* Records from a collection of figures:
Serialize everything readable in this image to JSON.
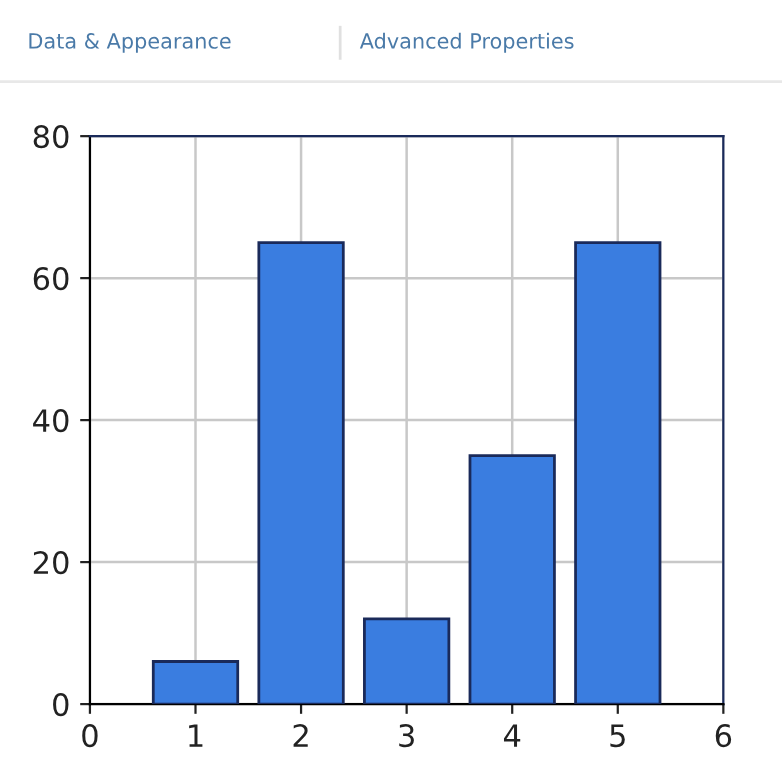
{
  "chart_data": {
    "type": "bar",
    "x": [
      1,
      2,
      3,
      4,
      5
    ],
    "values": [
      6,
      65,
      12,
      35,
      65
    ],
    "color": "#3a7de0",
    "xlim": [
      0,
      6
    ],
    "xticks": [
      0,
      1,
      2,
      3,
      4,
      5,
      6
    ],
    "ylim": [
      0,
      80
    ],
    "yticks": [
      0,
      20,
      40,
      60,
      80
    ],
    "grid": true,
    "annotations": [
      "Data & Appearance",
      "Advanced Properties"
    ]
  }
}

* WHAT YOU SHOULD DO:
Write the records out again in full, exactly, and skip every picture.

* COMPLETE OUTPUT:
Serialize everything readable in this image to JSON.
{
  "chart_data": {
    "type": "bar",
    "x": [
      1,
      2,
      3,
      4,
      5
    ],
    "values": [
      6,
      65,
      12,
      35,
      65
    ],
    "color": "#3a7de0",
    "xlim": [
      0,
      6
    ],
    "xticks": [
      0,
      1,
      2,
      3,
      4,
      5,
      6
    ],
    "ylim": [
      0,
      80
    ],
    "yticks": [
      0,
      20,
      40,
      60,
      80
    ],
    "grid": true,
    "annotations": [
      "Data & Appearance",
      "Advanced Properties"
    ]
  }
}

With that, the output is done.